| GOAL |
Print the records below exactly as they appear.

| SOURCE RECORDS |

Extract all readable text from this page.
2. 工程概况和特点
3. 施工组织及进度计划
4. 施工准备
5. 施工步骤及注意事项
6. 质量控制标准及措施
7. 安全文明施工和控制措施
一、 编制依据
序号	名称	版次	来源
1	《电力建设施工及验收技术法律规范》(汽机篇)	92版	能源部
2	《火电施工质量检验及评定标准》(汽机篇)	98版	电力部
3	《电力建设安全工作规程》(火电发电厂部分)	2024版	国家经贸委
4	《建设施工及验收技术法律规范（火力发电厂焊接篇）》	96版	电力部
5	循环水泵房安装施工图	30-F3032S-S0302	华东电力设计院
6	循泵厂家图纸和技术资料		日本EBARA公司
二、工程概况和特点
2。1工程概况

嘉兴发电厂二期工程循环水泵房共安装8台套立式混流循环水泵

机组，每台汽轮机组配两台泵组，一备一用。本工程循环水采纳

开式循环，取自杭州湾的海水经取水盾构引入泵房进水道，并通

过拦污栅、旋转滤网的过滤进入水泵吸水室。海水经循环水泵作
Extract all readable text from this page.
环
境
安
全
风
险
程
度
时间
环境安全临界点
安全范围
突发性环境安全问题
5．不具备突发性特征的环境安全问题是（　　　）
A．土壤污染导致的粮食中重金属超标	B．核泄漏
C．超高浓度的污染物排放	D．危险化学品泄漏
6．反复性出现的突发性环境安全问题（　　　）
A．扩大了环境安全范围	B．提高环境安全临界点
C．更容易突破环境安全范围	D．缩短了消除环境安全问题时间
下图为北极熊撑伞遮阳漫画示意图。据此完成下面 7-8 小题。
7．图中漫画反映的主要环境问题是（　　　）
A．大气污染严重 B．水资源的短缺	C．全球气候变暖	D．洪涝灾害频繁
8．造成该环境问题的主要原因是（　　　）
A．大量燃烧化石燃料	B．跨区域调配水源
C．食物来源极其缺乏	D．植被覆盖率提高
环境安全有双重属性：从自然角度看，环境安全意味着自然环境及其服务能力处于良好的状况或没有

| SOLUTION FOR THIS TASK |
Extract all readable text from this page.
2. 工程概况和特点
3. 施工组织及进度计划
4. 施工准备
5. 施工步骤及注意事项
6. 质量控制标准及措施
7. 安全文明施工和控制措施
一、 编制依据
序号	名称	版次	来源
1	《电力建设施工及验收技术法律规范》(汽机篇)	92版	能源部
2	《火电施工质量检验及评定标准》(汽机篇)	98版	电力部
3	《电力建设安全工作规程》(火电发电厂部分)	2024版	国家经贸委
4	《建设施工及验收技术法律规范（火力发电厂焊接篇）》	96版	电力部
5	循环水泵房安装施工图	30-F3032S-S0302	华东电力设计院
6	循泵厂家图纸和技术资料		日本EBARA公司
二、工程概况和特点
2。1工程概况

嘉兴发电厂二期工程循环水泵房共安装8台套立式混流循环水泵

机组，每台汽轮机组配两台泵组，一备一用。本工程循环水采纳

开式循环，取自杭州湾的海水经取水盾构引入泵房进水道，并通

过拦污栅、旋转滤网的过滤进入水泵吸水室。海水经循环水泵作
Extract all readable text from this page.
环
境
安
全
风
险
程
度
时间
环境安全临界点
安全范围
突发性环境安全问题
5．不具备突发性特征的环境安全问题是（　　　）
A．土壤污染导致的粮食中重金属超标	B．核泄漏
C．超高浓度的污染物排放	D．危险化学品泄漏
6．反复性出现的突发性环境安全问题（　　　）
A．扩大了环境安全范围	B．提高环境安全临界点
C．更容易突破环境安全范围	D．缩短了消除环境安全问题时间
下图为北极熊撑伞遮阳漫画示意图。据此完成下面 7-8 小题。
7．图中漫画反映的主要环境问题是（　　　）
A．大气污染严重 B．水资源的短缺	C．全球气候变暖	D．洪涝灾害频繁
8．造成该环境问题的主要原因是（　　　）
A．大量燃烧化石燃料	B．跨区域调配水源
C．食物来源极其缺乏	D．植被覆盖率提高
环境安全有双重属性：从自然角度看，环境安全意味着自然环境及其服务能力处于良好的状况或没有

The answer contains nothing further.